▶ GOAL
Filter the records below for the word "screenshot". Copy each line that holds it.

[Extracted records]
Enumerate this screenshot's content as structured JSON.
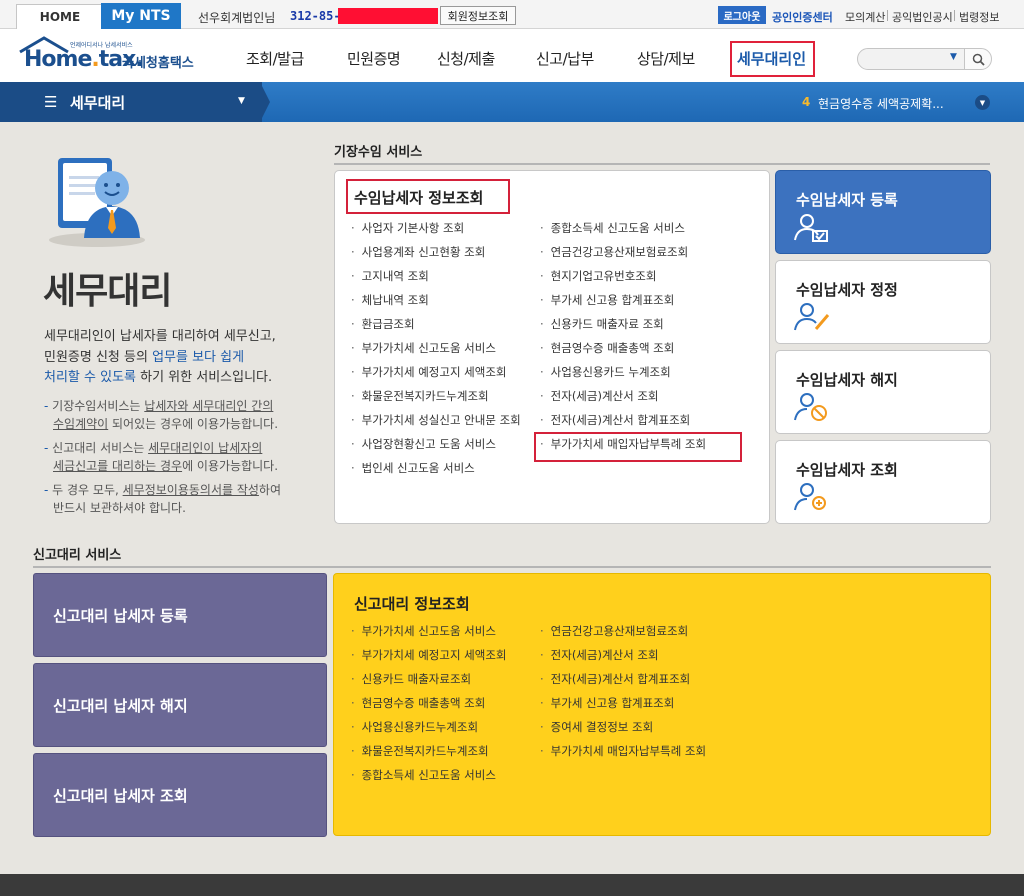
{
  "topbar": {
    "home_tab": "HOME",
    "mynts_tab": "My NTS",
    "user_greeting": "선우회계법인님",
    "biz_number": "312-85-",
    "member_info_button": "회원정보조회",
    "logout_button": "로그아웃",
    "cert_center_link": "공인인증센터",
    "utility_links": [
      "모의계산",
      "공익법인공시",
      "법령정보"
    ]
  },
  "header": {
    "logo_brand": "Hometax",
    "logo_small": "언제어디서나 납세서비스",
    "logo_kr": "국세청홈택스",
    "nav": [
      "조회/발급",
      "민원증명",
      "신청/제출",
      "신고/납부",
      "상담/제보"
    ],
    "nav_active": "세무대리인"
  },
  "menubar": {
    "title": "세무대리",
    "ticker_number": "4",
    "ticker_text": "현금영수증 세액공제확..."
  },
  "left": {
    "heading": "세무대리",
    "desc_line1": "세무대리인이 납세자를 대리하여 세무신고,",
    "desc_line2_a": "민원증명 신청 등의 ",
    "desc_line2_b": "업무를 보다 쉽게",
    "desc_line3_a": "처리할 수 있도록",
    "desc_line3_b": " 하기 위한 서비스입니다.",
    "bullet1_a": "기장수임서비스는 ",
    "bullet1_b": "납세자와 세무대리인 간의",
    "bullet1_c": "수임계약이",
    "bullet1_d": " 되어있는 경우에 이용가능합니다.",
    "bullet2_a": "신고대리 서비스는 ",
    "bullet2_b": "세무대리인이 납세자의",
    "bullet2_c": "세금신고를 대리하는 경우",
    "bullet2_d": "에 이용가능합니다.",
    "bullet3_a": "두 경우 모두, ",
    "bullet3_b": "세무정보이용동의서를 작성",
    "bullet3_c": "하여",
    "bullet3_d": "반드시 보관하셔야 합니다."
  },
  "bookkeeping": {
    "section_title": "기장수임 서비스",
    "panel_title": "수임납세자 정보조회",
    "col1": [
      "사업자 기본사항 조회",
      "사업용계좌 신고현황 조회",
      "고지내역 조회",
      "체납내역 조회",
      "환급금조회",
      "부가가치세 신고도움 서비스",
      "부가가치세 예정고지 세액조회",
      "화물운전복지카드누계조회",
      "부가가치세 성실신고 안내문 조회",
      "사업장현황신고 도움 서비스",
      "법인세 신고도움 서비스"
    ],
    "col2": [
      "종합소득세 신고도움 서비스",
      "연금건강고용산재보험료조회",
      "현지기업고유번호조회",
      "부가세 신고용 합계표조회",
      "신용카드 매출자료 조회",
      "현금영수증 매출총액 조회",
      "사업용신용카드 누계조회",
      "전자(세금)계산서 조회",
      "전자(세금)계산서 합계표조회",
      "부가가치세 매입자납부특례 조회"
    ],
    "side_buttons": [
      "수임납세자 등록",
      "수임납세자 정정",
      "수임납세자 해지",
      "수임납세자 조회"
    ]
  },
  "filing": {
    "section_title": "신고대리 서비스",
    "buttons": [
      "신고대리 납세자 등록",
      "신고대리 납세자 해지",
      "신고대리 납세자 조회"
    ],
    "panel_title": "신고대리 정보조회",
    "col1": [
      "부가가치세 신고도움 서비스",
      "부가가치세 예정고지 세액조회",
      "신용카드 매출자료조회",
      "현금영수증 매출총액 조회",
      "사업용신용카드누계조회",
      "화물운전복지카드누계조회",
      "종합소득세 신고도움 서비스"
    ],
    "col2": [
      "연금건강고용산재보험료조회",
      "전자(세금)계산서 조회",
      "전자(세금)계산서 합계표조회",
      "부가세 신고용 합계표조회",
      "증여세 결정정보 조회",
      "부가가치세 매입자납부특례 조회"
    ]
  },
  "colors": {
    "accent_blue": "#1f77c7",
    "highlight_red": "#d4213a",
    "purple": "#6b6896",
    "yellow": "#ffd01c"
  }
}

==

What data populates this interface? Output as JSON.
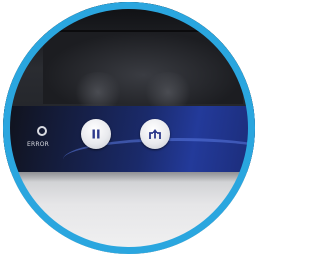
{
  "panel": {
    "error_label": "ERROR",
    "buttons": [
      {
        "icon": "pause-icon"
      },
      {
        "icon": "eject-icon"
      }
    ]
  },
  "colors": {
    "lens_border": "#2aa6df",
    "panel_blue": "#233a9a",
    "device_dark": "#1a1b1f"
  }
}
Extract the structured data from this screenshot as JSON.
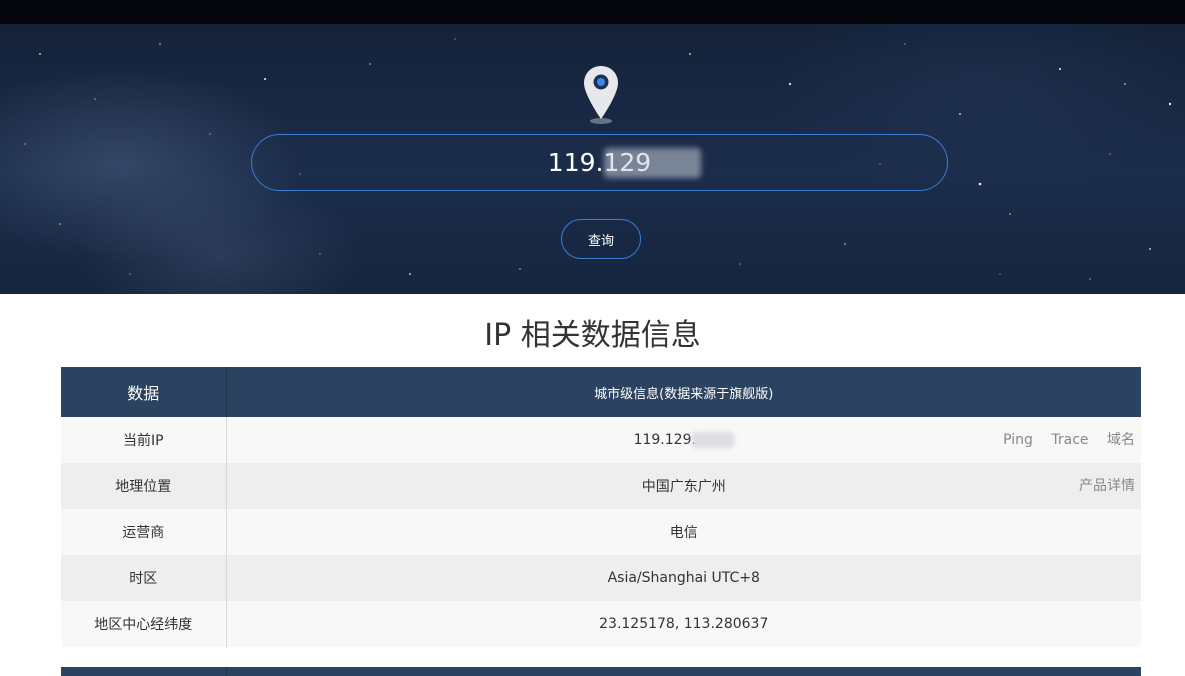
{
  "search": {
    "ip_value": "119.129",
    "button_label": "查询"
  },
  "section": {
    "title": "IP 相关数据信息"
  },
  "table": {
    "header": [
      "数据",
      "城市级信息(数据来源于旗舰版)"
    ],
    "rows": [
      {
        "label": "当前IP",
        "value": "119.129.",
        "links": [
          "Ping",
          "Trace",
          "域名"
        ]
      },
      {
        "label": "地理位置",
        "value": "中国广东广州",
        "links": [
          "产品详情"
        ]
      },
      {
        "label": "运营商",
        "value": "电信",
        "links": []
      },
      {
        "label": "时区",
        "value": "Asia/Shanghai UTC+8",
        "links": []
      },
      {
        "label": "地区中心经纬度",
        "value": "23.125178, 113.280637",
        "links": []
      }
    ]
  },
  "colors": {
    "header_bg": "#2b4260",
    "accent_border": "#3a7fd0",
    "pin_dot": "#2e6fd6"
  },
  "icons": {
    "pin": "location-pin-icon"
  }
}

▶ SOLUTION TO THIS TASK
Enumerate this screenshot's content as structured JSON.
Extract the structured data from this screenshot as JSON.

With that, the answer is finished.